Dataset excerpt
-=-=-=-=-

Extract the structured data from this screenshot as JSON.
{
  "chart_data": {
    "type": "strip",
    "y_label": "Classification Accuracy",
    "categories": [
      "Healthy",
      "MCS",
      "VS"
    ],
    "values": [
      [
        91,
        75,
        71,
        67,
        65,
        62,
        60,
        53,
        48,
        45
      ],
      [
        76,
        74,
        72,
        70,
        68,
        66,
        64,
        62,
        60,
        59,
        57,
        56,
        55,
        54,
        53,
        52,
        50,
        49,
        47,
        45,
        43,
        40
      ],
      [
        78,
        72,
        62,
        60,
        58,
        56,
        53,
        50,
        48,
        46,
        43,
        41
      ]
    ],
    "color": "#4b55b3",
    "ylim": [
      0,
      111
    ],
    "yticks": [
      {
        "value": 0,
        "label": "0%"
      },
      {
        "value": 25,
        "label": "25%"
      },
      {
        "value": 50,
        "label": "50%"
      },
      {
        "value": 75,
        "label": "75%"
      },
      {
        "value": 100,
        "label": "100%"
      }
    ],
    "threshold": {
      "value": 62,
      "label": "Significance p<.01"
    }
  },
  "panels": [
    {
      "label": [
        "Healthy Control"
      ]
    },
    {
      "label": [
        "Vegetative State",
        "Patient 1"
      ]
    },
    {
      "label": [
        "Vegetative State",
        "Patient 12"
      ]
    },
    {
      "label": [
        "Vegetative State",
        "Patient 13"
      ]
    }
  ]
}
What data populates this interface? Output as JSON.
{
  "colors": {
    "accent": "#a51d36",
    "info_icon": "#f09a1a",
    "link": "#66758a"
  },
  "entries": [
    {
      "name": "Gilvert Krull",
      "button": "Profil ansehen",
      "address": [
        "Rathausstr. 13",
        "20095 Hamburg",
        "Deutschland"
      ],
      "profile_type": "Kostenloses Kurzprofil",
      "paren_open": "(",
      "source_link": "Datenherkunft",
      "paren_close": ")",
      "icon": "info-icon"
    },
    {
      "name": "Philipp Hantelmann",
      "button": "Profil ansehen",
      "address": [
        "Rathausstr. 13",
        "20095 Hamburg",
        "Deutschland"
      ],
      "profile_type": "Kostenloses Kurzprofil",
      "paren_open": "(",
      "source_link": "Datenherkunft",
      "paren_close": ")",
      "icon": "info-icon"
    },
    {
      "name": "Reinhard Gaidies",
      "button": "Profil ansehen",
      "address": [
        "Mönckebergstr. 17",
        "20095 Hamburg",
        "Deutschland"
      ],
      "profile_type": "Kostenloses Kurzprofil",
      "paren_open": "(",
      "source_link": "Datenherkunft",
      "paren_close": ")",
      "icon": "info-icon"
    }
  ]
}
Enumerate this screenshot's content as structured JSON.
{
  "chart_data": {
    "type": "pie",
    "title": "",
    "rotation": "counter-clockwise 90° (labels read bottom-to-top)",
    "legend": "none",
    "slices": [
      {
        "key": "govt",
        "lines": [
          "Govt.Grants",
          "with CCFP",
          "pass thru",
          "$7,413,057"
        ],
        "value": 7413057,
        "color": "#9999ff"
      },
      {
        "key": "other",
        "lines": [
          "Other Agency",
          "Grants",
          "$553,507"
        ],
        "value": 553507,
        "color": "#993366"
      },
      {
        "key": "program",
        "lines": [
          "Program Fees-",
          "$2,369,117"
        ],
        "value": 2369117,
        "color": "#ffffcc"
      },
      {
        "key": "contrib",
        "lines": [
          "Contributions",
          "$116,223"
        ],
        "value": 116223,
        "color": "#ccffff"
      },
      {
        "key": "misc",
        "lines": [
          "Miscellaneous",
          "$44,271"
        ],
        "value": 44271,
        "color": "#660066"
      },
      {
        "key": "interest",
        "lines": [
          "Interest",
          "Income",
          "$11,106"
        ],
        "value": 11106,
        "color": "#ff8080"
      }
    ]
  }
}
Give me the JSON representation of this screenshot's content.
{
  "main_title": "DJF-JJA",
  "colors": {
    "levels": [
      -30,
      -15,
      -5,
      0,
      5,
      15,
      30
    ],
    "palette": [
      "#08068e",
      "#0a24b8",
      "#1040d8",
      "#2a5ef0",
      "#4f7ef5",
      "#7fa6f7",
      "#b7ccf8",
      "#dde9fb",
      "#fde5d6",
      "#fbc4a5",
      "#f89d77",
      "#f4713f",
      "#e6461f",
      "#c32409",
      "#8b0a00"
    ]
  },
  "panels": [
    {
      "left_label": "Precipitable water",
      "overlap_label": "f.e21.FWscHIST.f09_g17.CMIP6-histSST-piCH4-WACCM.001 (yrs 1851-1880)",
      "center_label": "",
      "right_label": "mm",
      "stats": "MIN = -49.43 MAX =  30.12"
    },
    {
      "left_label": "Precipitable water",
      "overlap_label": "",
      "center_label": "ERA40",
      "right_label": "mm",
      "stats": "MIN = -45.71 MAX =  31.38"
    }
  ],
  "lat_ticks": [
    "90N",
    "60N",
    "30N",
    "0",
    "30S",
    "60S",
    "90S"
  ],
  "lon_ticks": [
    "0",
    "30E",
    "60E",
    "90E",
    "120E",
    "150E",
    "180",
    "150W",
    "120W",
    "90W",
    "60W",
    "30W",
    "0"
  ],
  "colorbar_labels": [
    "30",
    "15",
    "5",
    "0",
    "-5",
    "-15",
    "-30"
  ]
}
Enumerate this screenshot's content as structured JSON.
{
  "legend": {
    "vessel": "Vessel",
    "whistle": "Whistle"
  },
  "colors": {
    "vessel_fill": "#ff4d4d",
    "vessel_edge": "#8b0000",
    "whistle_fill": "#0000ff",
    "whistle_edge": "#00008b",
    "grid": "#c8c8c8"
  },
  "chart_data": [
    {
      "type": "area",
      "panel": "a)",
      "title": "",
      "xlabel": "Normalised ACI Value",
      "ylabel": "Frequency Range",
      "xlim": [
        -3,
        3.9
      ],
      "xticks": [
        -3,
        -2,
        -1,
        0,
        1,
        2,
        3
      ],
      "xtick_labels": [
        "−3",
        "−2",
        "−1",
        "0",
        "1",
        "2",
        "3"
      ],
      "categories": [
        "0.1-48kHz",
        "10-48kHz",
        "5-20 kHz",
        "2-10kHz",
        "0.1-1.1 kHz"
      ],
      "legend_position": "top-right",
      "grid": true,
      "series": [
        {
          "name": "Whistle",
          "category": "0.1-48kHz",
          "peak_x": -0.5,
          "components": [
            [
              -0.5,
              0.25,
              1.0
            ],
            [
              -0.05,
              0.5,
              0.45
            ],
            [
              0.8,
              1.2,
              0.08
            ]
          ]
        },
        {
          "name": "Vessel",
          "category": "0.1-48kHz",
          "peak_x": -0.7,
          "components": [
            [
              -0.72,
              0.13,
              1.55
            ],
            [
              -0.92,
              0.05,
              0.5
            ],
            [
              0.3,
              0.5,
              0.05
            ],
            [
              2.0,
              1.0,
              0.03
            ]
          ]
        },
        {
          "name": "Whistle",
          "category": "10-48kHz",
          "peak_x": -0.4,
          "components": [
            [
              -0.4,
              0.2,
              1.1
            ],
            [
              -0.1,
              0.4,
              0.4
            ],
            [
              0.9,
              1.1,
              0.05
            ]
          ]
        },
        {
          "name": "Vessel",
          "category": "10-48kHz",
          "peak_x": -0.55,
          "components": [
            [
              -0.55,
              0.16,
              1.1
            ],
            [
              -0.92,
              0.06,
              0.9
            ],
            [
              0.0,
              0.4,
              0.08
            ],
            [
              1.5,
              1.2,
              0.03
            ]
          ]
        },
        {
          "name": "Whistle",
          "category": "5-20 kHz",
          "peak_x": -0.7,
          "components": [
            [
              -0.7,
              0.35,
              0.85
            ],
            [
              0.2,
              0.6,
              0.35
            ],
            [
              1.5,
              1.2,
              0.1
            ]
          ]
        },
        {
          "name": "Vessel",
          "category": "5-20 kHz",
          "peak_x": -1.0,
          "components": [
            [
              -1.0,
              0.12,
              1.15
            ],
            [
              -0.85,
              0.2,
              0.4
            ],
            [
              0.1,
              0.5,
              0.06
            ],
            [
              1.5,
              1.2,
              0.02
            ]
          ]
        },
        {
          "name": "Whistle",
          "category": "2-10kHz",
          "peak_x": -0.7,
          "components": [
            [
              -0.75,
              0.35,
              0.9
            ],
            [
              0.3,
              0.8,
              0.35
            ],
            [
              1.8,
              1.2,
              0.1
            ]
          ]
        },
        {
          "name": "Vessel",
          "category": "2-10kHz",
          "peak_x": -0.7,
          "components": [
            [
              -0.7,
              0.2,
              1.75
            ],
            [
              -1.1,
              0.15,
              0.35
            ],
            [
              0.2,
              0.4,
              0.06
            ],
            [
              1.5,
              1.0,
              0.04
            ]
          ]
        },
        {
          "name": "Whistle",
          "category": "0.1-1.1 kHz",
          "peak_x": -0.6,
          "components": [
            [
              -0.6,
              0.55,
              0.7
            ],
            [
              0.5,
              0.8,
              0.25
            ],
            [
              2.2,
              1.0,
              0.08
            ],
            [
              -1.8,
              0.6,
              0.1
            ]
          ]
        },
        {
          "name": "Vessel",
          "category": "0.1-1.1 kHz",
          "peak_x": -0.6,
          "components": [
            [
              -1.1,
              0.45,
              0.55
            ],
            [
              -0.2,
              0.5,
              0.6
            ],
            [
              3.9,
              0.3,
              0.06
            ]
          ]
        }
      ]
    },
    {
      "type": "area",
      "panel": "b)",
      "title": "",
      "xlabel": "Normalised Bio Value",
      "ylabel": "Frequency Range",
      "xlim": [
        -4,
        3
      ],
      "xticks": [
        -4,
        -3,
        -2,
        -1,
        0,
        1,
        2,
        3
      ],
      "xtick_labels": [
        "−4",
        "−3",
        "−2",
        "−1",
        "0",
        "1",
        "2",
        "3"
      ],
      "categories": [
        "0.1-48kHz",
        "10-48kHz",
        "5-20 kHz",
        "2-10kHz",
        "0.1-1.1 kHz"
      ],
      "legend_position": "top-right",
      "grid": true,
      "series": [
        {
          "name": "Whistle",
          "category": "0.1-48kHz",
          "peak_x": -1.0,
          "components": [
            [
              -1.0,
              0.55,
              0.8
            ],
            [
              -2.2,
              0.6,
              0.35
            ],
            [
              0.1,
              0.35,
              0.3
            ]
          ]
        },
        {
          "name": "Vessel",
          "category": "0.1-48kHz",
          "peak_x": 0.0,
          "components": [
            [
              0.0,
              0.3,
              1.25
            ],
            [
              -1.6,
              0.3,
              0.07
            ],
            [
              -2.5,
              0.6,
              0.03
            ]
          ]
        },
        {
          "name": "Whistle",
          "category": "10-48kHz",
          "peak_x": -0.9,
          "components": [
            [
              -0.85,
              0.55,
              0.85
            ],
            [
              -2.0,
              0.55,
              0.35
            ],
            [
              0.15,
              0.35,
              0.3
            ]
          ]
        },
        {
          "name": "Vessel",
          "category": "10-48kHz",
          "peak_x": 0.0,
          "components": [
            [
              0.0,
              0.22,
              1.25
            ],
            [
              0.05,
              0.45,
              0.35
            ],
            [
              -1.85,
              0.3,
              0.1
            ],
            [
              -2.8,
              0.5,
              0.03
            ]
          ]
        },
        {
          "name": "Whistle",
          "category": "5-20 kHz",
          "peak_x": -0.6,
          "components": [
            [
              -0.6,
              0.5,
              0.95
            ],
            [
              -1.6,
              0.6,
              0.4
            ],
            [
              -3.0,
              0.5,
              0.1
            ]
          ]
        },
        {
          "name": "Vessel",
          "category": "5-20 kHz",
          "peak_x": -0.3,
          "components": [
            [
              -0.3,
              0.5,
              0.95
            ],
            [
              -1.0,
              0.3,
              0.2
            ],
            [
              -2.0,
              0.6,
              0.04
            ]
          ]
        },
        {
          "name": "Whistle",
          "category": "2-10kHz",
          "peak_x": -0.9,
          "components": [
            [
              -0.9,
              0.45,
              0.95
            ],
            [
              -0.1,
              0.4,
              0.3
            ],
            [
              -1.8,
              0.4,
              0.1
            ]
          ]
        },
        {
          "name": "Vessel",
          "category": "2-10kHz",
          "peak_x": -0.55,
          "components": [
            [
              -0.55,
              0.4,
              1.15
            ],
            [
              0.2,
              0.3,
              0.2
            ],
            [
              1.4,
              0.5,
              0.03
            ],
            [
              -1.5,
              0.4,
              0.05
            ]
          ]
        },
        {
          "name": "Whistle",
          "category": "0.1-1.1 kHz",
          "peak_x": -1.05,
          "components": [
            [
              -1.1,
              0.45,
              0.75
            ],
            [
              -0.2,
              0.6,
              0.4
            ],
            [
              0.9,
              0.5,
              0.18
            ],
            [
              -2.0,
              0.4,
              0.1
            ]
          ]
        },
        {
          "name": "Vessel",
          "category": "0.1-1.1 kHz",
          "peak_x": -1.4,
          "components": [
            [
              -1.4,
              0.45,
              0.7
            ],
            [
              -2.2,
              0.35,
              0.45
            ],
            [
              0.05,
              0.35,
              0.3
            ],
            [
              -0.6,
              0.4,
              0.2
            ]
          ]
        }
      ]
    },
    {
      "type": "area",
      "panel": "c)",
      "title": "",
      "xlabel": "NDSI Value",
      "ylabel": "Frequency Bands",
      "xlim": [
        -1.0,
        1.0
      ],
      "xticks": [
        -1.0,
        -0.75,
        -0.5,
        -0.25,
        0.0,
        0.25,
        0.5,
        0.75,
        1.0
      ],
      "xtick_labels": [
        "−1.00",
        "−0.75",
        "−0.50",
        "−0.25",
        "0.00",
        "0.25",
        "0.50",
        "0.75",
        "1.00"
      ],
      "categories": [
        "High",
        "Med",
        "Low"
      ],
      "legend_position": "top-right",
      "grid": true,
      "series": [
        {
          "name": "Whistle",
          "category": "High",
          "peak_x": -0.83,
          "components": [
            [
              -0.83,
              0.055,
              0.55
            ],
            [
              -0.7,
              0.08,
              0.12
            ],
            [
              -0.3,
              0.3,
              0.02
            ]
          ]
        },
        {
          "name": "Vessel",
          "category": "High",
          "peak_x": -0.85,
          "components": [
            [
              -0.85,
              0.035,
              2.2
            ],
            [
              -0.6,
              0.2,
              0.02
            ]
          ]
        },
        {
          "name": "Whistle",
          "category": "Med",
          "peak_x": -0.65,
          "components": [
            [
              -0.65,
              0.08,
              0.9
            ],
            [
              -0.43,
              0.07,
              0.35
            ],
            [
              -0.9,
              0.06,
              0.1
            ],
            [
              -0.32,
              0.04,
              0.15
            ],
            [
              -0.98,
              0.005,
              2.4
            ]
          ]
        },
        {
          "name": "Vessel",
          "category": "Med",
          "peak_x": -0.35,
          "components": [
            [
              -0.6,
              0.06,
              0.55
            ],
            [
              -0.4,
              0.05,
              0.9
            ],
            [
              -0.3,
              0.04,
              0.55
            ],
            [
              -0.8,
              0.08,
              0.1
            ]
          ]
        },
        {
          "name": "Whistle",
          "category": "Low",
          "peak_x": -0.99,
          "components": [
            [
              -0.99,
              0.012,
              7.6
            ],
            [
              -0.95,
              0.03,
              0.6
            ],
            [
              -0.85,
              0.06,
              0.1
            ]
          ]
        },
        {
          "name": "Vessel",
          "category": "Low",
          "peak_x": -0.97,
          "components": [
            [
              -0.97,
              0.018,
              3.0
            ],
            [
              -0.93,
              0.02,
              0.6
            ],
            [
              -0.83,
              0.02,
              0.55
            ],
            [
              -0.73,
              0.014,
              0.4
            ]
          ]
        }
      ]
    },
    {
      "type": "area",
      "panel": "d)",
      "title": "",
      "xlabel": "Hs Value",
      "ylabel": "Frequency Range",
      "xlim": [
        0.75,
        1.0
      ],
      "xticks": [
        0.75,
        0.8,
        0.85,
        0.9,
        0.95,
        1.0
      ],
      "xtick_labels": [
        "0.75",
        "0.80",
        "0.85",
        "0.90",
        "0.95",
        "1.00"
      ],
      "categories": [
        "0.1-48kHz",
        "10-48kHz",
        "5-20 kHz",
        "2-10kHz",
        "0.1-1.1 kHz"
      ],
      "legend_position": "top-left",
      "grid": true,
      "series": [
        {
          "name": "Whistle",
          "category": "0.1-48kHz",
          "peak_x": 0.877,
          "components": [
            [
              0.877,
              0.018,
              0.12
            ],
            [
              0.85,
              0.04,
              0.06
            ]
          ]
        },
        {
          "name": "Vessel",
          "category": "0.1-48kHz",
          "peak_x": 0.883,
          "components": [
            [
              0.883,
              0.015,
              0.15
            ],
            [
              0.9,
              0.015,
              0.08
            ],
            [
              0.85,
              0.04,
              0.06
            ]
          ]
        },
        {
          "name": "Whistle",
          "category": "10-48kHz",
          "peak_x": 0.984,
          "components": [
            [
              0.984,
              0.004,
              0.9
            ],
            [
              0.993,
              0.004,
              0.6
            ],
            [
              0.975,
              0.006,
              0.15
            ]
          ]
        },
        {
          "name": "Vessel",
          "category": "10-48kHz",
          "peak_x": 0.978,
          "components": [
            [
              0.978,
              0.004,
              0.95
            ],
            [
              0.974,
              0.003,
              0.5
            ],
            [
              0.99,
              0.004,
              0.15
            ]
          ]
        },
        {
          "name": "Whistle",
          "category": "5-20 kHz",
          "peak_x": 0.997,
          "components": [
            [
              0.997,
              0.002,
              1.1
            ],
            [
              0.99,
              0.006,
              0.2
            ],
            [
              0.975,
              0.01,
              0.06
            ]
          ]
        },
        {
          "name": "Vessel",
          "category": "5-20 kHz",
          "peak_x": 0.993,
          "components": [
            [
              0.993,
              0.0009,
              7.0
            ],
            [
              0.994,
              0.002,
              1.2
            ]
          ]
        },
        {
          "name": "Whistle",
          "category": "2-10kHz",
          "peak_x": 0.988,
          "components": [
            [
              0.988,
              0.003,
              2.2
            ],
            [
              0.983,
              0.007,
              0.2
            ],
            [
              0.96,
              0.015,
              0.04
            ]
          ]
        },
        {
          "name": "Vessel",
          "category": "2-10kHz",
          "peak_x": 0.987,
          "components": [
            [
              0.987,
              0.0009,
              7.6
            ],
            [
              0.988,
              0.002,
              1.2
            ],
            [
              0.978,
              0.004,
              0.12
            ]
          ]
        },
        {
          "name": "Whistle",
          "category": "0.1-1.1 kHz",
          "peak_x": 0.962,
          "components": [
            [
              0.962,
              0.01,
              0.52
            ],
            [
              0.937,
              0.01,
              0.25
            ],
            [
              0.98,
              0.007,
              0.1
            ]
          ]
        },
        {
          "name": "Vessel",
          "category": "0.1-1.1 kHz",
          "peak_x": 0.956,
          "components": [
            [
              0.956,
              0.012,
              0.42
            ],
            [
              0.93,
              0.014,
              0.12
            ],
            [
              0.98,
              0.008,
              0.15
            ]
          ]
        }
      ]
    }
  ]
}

-=-=-=-=-

Search the entries for the word "this" and gather every line where it appears.

Extract the structured data from this screenshot as JSON.
What data populates this interface? Output as JSON.
Enumerate this screenshot's content as structured JSON.
Give me the JSON representation of this screenshot's content.
Enumerate this screenshot's content as structured JSON.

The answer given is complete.